* **Problem to work on**
Reproduce word for word the entries from the line that contains "locations-heading: LOCATIONS [540, 1164, 672, 1186]" through the line that contains "footer-phone-numbers: 952.890.6661 •", including both of those lines.

[Element and region data]
+ + +

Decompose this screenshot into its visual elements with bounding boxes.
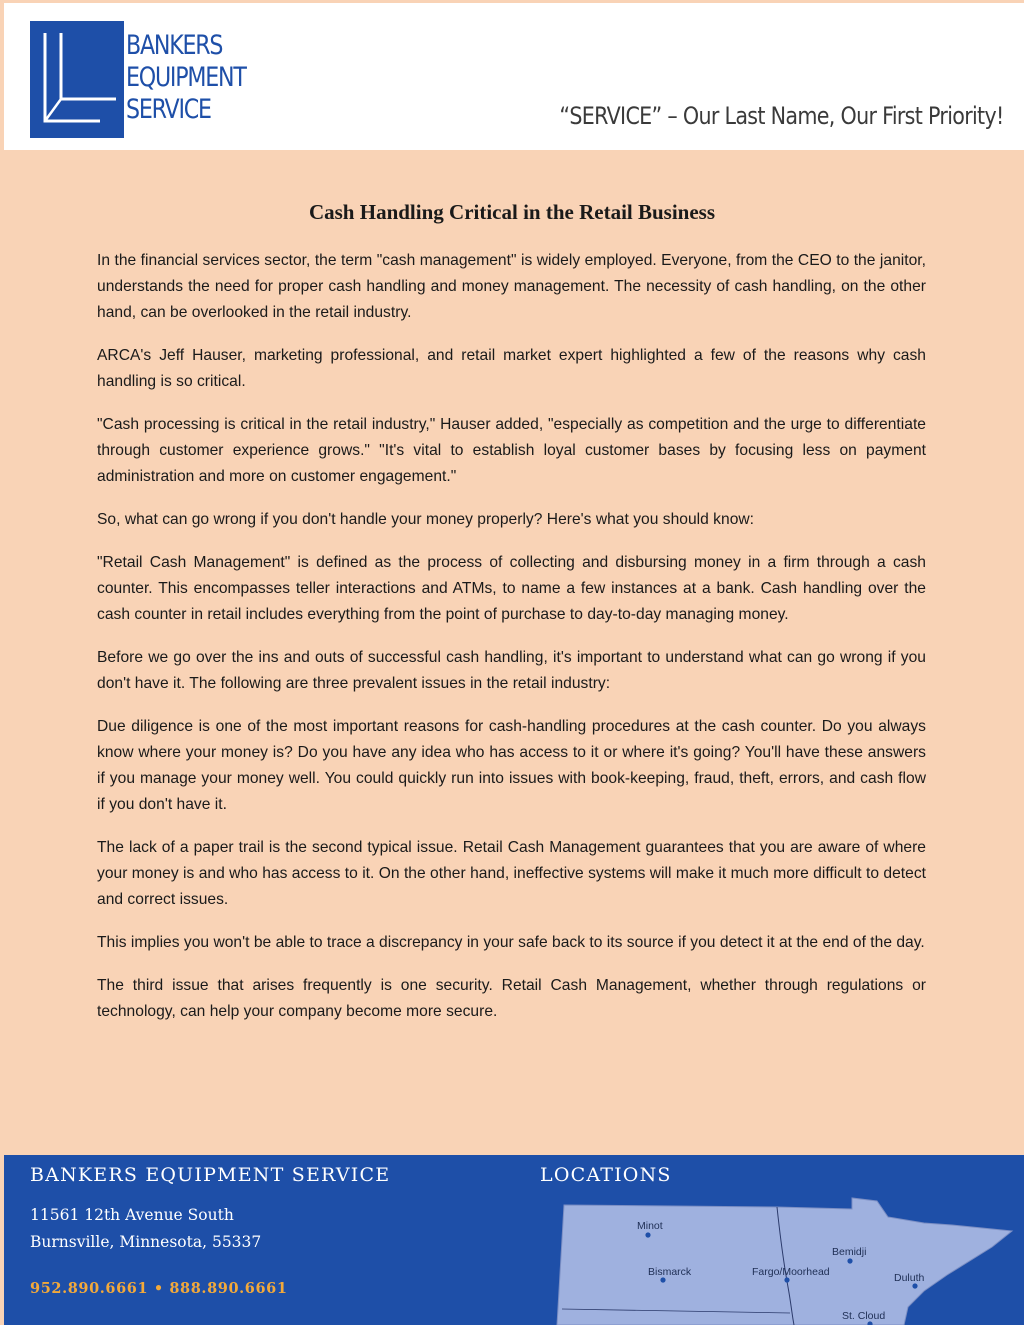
locations-heading: LOCATIONS [540, 1164, 672, 1186]
tagline: “SERVICE” – Our Last Name, Our First Priority! [559, 102, 1004, 130]
article-body [97, 248, 926, 1042]
article-paragraph-6: Before we go over the ins and outs of successful cash handling, it's important to understand what can go wrong if you don't have it. The following are three prevalent issues in the retail industry: [97, 649, 926, 692]
article-paragraph-3: "Cash processing is critical in the retail industry," Hauser added, "especially as competition and the urge to differentiate through customer experience grows." "It's vital to establish loyal customer bases by focusing less on payment administration and more on customer engagement." [97, 416, 926, 485]
page-footer [4, 1155, 1024, 1325]
footer-address [30, 1202, 261, 1256]
city-dot-duluth [912, 1283, 917, 1288]
city-label-fargo-moorhead: Fargo/Moorhead [752, 1266, 830, 1278]
map-land [557, 1198, 1012, 1325]
logo-line-2: EQUIPMENT [126, 62, 246, 93]
logo-line-3: SERVICE [126, 94, 211, 125]
address-line-2: Burnsville, Minnesota, 55337 [30, 1233, 262, 1251]
city-dot-fargo-moorhead [784, 1277, 789, 1282]
locations-map [552, 1195, 1022, 1325]
city-label-bismarck: Bismarck [648, 1266, 692, 1278]
footer-phone-numbers: 952.890.6661 • 888.890.6661 [30, 1280, 288, 1297]
article-paragraph-7: Due diligence is one of the most important reasons for cash-handling procedures at the cash counter. Do you always know where your money is? Do you have any idea who has access to it or where it's going? You'll have these answers if you manage your money well. You could quickly run into issues with book-keeping, fraud, theft, errors, and cash flow if you don't have it. [97, 718, 926, 813]
city-label-bemidji: Bemidji [832, 1246, 867, 1258]
address-line-1: 11561 12th Avenue South [30, 1206, 234, 1224]
city-label-minot: Minot [637, 1220, 663, 1232]
company-logo-icon [30, 21, 124, 138]
city-label-duluth: Duluth [894, 1272, 925, 1284]
city-label-st-cloud: St. Cloud [842, 1310, 886, 1322]
city-dot-minot [645, 1232, 650, 1237]
logo-line-1: BANKERS [126, 30, 223, 61]
city-dot-bismarck [660, 1277, 665, 1282]
article-paragraph-10: The third issue that arises frequently is one security. Retail Cash Management, whether through regulations or technology, can help your company become more secure. [97, 977, 926, 1020]
company-logo-text [126, 30, 246, 126]
article-paragraph-9: This implies you won't be able to trace a discrepancy in your safe back to its source if you detect it at the end of the day. [97, 934, 925, 951]
article-paragraph-4: So, what can go wrong if you don't handle your money properly? Here's what you should know: [97, 511, 755, 528]
page-header [4, 3, 1024, 150]
article-paragraph-5: "Retail Cash Management" is defined as the process of collecting and disbursing money in a firm through a cash counter. This encompasses teller interactions and ATMs, to name a few instances at a bank. Cash handling over the cash counter in retail includes everything from the point of purchase to day-to-day managing money. [97, 554, 926, 623]
article-paragraph-1: In the financial services sector, the term "cash management" is widely employed. Everyone, from the CEO to the janitor, understands the need for proper cash handling and money management. The necessity of cash handling, on the other hand, can be overlooked in the retail industry. [97, 252, 926, 321]
footer-company-name: BANKERS EQUIPMENT SERVICE [30, 1164, 391, 1186]
article-paragraph-8: The lack of a paper trail is the second typical issue. Retail Cash Management guarantees that you are aware of where your money is and who has access to it. On the other hand, ineffective systems will make it much more difficult to detect and correct issues. [97, 839, 926, 908]
article-title: Cash Handling Critical in the Retail Business [308, 200, 716, 224]
city-dot-bemidji [847, 1258, 852, 1263]
article-paragraph-2: ARCA's Jeff Hauser, marketing professional, and retail market expert highlighted a few of the reasons why cash handling is so critical. [97, 347, 926, 390]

+ + +

* **Written solution**
locations-heading: LOCATIONS [540, 1164, 672, 1186]
tagline: “SERVICE” – Our Last Name, Our First Priority! [559, 102, 1004, 130]
article-body [97, 248, 926, 1042]
article-paragraph-6: Before we go over the ins and outs of successful cash handling, it's important to understand what can go wrong if you don't have it. The following are three prevalent issues in the retail industry: [97, 649, 926, 692]
article-paragraph-3: "Cash processing is critical in the retail industry," Hauser added, "especially as competition and the urge to differentiate through customer experience grows." "It's vital to establish loyal customer bases by focusing less on payment administration and more on customer engagement." [97, 416, 926, 485]
page-footer [4, 1155, 1024, 1325]
footer-address [30, 1202, 261, 1256]
city-dot-duluth [912, 1283, 917, 1288]
city-label-fargo-moorhead: Fargo/Moorhead [752, 1266, 830, 1278]
map-land [557, 1198, 1012, 1325]
logo-line-2: EQUIPMENT [126, 62, 246, 93]
logo-line-3: SERVICE [126, 94, 211, 125]
address-line-2: Burnsville, Minnesota, 55337 [30, 1233, 262, 1251]
city-dot-fargo-moorhead [784, 1277, 789, 1282]
locations-map [552, 1195, 1022, 1325]
city-label-bismarck: Bismarck [648, 1266, 692, 1278]
footer-phone-numbers: 952.890.6661 • 888.890.6661 [30, 1280, 288, 1297]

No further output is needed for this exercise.